* _Provided records_
━━━━━━━━
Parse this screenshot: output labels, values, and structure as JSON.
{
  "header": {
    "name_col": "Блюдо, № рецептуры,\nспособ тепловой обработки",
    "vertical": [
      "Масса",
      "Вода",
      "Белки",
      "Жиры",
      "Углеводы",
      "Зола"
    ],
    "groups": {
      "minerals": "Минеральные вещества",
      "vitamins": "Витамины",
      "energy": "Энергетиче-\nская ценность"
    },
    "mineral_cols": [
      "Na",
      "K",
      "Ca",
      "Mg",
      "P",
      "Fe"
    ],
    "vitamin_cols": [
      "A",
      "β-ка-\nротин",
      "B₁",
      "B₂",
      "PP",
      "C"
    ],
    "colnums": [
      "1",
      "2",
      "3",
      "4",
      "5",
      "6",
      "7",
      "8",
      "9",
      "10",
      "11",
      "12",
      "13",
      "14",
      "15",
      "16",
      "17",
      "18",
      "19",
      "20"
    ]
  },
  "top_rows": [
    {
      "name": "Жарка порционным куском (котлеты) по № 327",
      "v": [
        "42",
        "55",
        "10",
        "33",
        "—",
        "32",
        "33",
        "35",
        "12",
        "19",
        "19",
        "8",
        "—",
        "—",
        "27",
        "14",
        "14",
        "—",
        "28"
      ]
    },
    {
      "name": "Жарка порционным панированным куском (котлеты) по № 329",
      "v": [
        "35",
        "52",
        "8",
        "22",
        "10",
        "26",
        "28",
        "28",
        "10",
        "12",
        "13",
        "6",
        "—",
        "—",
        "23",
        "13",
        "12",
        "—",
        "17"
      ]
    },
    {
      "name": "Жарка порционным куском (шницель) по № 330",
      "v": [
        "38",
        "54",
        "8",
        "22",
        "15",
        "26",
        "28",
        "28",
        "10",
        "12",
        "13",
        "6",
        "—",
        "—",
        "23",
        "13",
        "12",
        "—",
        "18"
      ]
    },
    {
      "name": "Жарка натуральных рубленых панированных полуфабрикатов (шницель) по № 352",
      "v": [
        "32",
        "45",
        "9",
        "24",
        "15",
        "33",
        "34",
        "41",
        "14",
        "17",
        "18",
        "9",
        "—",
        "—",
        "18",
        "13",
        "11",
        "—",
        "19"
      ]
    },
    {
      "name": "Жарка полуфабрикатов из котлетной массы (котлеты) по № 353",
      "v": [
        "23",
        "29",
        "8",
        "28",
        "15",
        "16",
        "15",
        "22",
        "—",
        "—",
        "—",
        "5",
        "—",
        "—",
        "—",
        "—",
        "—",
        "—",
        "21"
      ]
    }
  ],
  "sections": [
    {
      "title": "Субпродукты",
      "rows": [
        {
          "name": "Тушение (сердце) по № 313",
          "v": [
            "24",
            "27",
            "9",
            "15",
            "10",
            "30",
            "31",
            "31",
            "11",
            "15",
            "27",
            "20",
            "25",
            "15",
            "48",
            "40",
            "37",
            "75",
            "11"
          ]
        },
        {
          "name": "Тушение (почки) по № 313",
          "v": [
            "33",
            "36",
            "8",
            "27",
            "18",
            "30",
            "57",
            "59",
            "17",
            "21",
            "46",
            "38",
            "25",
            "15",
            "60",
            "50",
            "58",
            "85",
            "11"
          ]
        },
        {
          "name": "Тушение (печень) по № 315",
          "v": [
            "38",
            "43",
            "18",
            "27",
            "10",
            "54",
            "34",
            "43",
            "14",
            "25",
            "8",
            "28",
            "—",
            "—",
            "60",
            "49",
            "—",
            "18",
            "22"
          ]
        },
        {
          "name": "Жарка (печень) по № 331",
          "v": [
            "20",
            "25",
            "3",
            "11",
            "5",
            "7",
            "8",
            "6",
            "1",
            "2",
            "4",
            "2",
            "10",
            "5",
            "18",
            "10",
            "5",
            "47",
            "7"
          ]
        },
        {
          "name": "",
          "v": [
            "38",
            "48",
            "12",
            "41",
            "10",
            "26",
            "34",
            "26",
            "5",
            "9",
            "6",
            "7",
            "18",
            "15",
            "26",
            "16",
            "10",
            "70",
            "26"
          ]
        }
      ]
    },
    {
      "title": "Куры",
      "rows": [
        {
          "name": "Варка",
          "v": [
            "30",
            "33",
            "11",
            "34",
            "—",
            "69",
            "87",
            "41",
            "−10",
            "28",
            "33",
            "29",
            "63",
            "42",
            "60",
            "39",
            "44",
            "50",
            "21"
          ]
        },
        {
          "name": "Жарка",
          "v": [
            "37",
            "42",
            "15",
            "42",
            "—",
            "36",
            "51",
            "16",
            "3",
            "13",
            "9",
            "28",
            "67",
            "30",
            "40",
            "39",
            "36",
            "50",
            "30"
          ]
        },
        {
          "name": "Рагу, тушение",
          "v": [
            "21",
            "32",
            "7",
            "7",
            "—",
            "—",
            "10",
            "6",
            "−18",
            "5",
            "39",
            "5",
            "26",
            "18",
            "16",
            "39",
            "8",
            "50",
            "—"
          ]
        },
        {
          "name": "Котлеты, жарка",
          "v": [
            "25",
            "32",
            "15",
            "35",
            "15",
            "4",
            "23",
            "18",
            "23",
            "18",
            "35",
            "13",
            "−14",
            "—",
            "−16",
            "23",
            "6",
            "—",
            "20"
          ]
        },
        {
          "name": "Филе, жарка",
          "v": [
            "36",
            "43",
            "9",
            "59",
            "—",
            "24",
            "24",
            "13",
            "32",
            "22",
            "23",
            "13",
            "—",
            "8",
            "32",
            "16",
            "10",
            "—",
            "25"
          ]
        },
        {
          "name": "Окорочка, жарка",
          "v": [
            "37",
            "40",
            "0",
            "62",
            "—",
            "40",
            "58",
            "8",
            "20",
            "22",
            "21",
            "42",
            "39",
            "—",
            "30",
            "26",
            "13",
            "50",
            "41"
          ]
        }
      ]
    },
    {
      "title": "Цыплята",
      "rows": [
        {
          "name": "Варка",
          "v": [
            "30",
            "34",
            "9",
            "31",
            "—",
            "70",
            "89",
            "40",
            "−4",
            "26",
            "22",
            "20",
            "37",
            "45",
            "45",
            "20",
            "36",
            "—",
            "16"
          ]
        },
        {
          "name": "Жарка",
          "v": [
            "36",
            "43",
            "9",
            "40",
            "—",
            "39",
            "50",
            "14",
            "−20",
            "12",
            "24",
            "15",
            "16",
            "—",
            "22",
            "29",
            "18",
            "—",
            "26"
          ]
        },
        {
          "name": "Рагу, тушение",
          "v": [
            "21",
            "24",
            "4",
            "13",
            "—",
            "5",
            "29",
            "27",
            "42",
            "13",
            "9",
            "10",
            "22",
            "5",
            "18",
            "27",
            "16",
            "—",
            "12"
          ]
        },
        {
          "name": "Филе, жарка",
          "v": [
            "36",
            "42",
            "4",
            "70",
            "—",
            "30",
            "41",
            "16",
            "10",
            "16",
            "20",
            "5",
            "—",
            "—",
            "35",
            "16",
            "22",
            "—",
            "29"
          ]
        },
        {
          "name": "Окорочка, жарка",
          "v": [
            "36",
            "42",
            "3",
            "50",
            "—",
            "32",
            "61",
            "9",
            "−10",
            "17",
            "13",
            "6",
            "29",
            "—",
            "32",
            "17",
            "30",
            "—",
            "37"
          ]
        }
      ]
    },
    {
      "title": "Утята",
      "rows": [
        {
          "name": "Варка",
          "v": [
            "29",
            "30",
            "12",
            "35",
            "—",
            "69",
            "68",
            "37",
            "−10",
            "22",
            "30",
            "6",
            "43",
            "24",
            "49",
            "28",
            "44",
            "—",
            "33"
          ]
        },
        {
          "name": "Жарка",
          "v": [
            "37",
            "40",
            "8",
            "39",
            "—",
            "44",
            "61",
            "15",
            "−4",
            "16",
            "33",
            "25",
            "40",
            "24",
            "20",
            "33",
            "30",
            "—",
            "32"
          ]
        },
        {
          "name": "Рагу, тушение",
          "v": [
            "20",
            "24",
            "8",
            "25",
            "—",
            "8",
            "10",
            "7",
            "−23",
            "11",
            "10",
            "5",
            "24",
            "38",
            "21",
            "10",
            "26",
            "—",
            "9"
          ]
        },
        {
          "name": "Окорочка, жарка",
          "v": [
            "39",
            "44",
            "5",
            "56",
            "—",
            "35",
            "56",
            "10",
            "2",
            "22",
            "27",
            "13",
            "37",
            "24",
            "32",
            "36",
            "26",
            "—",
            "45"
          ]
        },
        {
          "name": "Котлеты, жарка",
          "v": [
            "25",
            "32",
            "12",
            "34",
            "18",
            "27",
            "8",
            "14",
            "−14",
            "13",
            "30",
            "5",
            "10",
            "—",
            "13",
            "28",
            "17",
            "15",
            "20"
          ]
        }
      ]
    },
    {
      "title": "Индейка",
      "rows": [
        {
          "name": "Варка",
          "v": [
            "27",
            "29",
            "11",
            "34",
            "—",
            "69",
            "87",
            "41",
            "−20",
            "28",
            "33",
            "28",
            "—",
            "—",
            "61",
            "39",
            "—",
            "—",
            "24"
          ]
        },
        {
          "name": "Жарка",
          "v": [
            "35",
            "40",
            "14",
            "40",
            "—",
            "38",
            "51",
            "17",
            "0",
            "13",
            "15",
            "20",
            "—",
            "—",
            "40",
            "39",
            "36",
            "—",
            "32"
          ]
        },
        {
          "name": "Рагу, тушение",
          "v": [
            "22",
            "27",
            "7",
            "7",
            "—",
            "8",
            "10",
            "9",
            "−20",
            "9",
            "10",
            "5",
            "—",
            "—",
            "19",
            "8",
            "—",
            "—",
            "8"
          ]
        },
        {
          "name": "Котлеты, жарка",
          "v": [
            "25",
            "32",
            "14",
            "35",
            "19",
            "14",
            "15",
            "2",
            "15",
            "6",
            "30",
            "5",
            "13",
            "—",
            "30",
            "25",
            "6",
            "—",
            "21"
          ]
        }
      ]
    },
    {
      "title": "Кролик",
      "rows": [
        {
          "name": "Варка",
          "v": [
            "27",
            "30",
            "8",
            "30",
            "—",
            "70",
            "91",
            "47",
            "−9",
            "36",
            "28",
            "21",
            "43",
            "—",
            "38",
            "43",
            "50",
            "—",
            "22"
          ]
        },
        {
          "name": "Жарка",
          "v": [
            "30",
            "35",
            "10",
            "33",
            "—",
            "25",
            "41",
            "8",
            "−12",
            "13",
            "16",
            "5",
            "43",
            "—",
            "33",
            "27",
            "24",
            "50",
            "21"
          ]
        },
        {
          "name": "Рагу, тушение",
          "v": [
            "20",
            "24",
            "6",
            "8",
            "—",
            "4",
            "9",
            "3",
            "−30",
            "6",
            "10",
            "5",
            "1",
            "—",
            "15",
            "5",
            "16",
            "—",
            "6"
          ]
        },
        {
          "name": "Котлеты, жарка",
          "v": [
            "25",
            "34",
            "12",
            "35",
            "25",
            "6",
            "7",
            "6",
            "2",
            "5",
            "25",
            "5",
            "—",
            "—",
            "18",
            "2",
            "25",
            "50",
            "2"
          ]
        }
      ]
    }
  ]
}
━━━━━━━━
Check each line of the data above for the word "полуфабрикатов" and say how many lines contain it, giving nothing besides the number.

* _Reply_
2